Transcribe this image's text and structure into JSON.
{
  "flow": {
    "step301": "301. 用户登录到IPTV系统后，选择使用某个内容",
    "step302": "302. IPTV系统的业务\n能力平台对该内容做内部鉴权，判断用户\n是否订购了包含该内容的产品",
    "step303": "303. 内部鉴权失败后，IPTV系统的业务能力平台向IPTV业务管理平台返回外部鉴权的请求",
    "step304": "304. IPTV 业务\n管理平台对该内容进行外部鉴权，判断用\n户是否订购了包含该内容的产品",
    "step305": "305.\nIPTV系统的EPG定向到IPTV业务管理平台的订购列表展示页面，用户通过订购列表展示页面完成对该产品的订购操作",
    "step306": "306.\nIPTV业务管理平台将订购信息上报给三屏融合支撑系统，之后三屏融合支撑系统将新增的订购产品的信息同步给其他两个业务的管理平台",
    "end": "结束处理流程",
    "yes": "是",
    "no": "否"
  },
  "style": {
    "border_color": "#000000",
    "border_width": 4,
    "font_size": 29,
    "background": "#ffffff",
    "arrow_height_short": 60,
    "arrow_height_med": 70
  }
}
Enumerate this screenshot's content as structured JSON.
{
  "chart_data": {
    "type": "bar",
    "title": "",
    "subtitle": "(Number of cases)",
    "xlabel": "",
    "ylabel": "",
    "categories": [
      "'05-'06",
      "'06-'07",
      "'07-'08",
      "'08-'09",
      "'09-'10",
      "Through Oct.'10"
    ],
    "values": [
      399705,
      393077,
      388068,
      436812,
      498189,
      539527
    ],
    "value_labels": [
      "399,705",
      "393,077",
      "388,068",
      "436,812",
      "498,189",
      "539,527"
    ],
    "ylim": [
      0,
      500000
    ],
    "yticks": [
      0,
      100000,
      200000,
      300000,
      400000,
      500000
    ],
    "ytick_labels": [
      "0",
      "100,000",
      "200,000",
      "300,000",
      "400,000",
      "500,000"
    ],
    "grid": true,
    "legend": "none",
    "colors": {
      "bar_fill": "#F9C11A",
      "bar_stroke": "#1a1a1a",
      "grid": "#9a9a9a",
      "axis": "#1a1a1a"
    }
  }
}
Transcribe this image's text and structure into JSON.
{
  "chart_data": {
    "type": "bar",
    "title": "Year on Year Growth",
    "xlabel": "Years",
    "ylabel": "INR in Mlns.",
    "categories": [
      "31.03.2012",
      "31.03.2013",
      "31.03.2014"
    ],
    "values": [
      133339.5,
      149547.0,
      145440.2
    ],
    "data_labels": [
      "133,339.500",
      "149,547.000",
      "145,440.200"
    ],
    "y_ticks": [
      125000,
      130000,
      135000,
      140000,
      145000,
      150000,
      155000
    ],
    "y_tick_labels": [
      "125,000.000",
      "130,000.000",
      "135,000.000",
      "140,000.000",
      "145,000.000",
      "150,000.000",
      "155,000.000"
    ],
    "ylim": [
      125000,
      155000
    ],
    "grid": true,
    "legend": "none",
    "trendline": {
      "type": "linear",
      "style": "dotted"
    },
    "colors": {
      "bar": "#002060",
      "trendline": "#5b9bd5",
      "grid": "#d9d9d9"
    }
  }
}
-.-.-
- TASK PROMPT -
Repeat back the data above, exact to the last character.

- COMPLETE RESPONSE -
Transcribe this image's text and structure into JSON.
{
  "flow": {
    "step301": "301. 用户登录到IPTV系统后，选择使用某个内容",
    "step302": "302. IPTV系统的业务\n能力平台对该内容做内部鉴权，判断用户\n是否订购了包含该内容的产品",
    "step303": "303. 内部鉴权失败后，IPTV系统的业务能力平台向IPTV业务管理平台返回外部鉴权的请求",
    "step304": "304. IPTV 业务\n管理平台对该内容进行外部鉴权，判断用\n户是否订购了包含该内容的产品",
    "step305": "305.\nIPTV系统的EPG定向到IPTV业务管理平台的订购列表展示页面，用户通过订购列表展示页面完成对该产品的订购操作",
    "step306": "306.\nIPTV业务管理平台将订购信息上报给三屏融合支撑系统，之后三屏融合支撑系统将新增的订购产品的信息同步给其他两个业务的管理平台",
    "end": "结束处理流程",
    "yes": "是",
    "no": "否"
  },
  "style": {
    "border_color": "#000000",
    "border_width": 4,
    "font_size": 29,
    "background": "#ffffff",
    "arrow_height_short": 60,
    "arrow_height_med": 70
  }
}
Enumerate this screenshot's content as structured JSON.
{
  "chart_data": {
    "type": "bar",
    "title": "",
    "subtitle": "(Number of cases)",
    "xlabel": "",
    "ylabel": "",
    "categories": [
      "'05-'06",
      "'06-'07",
      "'07-'08",
      "'08-'09",
      "'09-'10",
      "Through Oct.'10"
    ],
    "values": [
      399705,
      393077,
      388068,
      436812,
      498189,
      539527
    ],
    "value_labels": [
      "399,705",
      "393,077",
      "388,068",
      "436,812",
      "498,189",
      "539,527"
    ],
    "ylim": [
      0,
      500000
    ],
    "yticks": [
      0,
      100000,
      200000,
      300000,
      400000,
      500000
    ],
    "ytick_labels": [
      "0",
      "100,000",
      "200,000",
      "300,000",
      "400,000",
      "500,000"
    ],
    "grid": true,
    "legend": "none",
    "colors": {
      "bar_fill": "#F9C11A",
      "bar_stroke": "#1a1a1a",
      "grid": "#9a9a9a",
      "axis": "#1a1a1a"
    }
  }
}
Transcribe this image's text and structure into JSON.
{
  "chart_data": {
    "type": "bar",
    "title": "Year on Year Growth",
    "xlabel": "Years",
    "ylabel": "INR in Mlns.",
    "categories": [
      "31.03.2012",
      "31.03.2013",
      "31.03.2014"
    ],
    "values": [
      133339.5,
      149547.0,
      145440.2
    ],
    "data_labels": [
      "133,339.500",
      "149,547.000",
      "145,440.200"
    ],
    "y_ticks": [
      125000,
      130000,
      135000,
      140000,
      145000,
      150000,
      155000
    ],
    "y_tick_labels": [
      "125,000.000",
      "130,000.000",
      "135,000.000",
      "140,000.000",
      "145,000.000",
      "150,000.000",
      "155,000.000"
    ],
    "ylim": [
      125000,
      155000
    ],
    "grid": true,
    "legend": "none",
    "trendline": {
      "type": "linear",
      "style": "dotted"
    },
    "colors": {
      "bar": "#002060",
      "trendline": "#5b9bd5",
      "grid": "#d9d9d9"
    }
  }
}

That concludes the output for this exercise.